Spatial layout data:
^^^^

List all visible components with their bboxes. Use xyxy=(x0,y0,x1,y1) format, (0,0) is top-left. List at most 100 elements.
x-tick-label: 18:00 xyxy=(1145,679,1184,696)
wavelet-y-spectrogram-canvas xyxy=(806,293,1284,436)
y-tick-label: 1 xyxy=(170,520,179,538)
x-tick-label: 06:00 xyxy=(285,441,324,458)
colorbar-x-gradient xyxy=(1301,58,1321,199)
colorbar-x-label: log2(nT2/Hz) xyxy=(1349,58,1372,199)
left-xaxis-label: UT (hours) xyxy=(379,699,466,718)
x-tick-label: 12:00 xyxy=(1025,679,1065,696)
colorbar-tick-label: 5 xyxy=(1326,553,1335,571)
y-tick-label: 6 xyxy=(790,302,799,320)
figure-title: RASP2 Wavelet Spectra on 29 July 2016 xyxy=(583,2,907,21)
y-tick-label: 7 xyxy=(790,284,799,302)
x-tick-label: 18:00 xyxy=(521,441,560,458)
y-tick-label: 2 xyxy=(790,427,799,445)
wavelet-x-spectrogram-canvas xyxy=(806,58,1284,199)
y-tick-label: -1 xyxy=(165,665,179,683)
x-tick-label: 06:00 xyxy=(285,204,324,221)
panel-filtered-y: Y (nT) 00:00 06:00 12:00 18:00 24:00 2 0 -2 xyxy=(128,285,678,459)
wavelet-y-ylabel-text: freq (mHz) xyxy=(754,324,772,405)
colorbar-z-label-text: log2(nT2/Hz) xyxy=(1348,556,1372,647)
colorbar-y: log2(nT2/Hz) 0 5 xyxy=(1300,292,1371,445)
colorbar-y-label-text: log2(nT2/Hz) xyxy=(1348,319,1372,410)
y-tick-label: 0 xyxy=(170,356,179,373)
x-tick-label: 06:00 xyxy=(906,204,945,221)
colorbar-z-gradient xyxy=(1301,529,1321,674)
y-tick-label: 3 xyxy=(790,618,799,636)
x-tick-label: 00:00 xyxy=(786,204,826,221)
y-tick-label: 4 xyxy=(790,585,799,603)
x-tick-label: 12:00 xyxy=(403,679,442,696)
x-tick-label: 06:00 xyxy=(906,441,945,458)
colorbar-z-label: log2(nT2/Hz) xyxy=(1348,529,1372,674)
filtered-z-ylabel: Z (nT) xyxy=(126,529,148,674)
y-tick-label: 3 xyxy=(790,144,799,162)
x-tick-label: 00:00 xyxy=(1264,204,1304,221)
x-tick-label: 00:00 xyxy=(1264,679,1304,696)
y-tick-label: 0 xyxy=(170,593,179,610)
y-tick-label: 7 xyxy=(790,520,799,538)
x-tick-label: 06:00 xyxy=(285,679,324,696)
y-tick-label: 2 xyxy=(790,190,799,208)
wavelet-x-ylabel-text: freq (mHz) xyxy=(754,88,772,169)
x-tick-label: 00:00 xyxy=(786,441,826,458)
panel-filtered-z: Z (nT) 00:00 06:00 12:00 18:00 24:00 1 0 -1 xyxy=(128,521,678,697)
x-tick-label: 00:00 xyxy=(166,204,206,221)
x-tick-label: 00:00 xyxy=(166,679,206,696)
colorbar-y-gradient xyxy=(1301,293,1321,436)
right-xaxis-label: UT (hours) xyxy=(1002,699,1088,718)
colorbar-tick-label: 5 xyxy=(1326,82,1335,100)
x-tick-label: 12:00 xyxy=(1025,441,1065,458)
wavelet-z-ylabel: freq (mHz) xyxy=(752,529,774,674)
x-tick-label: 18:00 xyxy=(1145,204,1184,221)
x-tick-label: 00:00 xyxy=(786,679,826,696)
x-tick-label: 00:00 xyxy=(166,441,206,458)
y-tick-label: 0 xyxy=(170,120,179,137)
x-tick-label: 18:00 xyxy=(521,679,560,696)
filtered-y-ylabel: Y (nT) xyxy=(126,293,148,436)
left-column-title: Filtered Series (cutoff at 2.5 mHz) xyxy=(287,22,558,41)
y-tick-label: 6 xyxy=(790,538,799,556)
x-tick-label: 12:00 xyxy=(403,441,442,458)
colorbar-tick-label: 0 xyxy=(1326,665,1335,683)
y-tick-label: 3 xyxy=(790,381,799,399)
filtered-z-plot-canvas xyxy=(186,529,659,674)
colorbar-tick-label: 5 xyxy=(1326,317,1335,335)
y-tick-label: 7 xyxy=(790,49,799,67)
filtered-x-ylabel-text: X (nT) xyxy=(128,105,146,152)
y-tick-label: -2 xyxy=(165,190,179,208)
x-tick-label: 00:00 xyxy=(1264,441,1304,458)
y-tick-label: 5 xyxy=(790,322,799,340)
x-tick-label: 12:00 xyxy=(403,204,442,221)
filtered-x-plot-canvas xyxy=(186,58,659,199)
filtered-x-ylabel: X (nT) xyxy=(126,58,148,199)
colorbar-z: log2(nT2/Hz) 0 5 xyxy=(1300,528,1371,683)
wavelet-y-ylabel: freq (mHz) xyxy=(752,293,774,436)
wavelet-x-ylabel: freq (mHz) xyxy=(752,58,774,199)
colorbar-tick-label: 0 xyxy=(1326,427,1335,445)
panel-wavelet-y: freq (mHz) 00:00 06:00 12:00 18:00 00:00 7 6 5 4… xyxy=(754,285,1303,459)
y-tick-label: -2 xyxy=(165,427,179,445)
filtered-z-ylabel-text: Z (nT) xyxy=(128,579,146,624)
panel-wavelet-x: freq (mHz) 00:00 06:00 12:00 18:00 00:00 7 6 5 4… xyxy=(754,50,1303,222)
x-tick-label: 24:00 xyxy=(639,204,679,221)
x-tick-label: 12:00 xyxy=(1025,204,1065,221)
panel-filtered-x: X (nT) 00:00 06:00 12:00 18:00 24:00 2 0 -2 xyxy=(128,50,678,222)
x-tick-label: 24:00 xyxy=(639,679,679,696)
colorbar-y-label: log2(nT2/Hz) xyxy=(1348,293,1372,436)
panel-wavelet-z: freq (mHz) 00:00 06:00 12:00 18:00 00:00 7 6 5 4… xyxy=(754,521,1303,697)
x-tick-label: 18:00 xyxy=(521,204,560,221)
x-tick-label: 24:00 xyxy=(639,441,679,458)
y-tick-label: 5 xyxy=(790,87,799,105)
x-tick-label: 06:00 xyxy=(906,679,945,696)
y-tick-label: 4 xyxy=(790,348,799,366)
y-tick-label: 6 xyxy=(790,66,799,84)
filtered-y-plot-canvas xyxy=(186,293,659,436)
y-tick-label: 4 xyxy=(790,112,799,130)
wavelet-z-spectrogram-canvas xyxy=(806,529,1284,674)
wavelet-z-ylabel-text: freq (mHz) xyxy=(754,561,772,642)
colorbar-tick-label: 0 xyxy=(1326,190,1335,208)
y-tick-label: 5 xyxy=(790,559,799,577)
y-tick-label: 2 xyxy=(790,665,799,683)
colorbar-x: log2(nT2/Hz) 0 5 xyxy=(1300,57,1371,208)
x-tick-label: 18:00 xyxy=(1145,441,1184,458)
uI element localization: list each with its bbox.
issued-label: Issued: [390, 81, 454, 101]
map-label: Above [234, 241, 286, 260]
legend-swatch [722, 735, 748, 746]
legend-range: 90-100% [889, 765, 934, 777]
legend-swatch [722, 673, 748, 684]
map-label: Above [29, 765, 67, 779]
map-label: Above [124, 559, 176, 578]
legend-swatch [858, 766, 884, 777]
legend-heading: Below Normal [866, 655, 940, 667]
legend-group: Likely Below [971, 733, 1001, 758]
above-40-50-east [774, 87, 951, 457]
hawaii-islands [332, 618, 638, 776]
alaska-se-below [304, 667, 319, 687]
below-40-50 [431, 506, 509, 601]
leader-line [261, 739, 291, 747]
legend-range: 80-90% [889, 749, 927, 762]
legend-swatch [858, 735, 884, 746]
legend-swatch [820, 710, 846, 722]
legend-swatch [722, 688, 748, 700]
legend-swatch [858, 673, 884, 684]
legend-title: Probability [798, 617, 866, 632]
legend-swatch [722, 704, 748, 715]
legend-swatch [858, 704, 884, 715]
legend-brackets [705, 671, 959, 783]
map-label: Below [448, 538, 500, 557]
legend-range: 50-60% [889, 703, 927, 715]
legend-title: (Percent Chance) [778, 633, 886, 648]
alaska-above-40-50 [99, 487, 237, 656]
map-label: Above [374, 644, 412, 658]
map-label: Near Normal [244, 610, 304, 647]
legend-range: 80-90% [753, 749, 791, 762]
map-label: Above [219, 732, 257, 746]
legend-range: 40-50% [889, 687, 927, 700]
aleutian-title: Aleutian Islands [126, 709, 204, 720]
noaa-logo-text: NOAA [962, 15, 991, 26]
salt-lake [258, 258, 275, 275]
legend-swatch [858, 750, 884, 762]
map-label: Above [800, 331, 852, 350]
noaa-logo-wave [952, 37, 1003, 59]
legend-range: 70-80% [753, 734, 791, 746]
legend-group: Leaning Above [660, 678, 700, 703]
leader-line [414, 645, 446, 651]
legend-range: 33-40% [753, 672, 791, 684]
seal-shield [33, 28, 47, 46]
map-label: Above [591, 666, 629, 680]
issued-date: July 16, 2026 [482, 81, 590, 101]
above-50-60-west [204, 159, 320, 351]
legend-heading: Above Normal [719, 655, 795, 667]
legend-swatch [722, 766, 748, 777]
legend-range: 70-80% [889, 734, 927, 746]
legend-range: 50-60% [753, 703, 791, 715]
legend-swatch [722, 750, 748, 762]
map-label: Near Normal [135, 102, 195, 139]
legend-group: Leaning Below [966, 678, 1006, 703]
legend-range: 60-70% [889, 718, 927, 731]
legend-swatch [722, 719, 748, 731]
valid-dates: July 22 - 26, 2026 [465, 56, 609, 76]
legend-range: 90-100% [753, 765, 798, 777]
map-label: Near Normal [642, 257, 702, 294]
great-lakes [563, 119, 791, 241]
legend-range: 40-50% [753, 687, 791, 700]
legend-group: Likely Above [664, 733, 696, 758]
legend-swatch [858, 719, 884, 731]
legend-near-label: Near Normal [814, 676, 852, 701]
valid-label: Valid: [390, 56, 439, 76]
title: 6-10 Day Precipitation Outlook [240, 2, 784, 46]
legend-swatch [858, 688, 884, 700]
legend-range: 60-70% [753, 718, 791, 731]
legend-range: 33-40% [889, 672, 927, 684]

^^^^

== Directive ==
Echo the lines from the start of the records through the line that contains "x-tick-label: 06:00 xyxy=(285,204,324,221)", including both ends.

== Exercise response ==
List all visible components with their bboxes. Use xyxy=(x0,y0,x1,y1) format, (0,0) is top-left. List at most 100 elements.
x-tick-label: 18:00 xyxy=(1145,679,1184,696)
wavelet-y-spectrogram-canvas xyxy=(806,293,1284,436)
y-tick-label: 1 xyxy=(170,520,179,538)
x-tick-label: 06:00 xyxy=(285,441,324,458)
colorbar-x-gradient xyxy=(1301,58,1321,199)
colorbar-x-label: log2(nT2/Hz) xyxy=(1349,58,1372,199)
left-xaxis-label: UT (hours) xyxy=(379,699,466,718)
x-tick-label: 12:00 xyxy=(1025,679,1065,696)
colorbar-tick-label: 5 xyxy=(1326,553,1335,571)
y-tick-label: 6 xyxy=(790,302,799,320)
figure-title: RASP2 Wavelet Spectra on 29 July 2016 xyxy=(583,2,907,21)
y-tick-label: 7 xyxy=(790,284,799,302)
x-tick-label: 18:00 xyxy=(521,441,560,458)
y-tick-label: 2 xyxy=(790,427,799,445)
wavelet-x-spectrogram-canvas xyxy=(806,58,1284,199)
y-tick-label: -1 xyxy=(165,665,179,683)
x-tick-label: 06:00 xyxy=(285,204,324,221)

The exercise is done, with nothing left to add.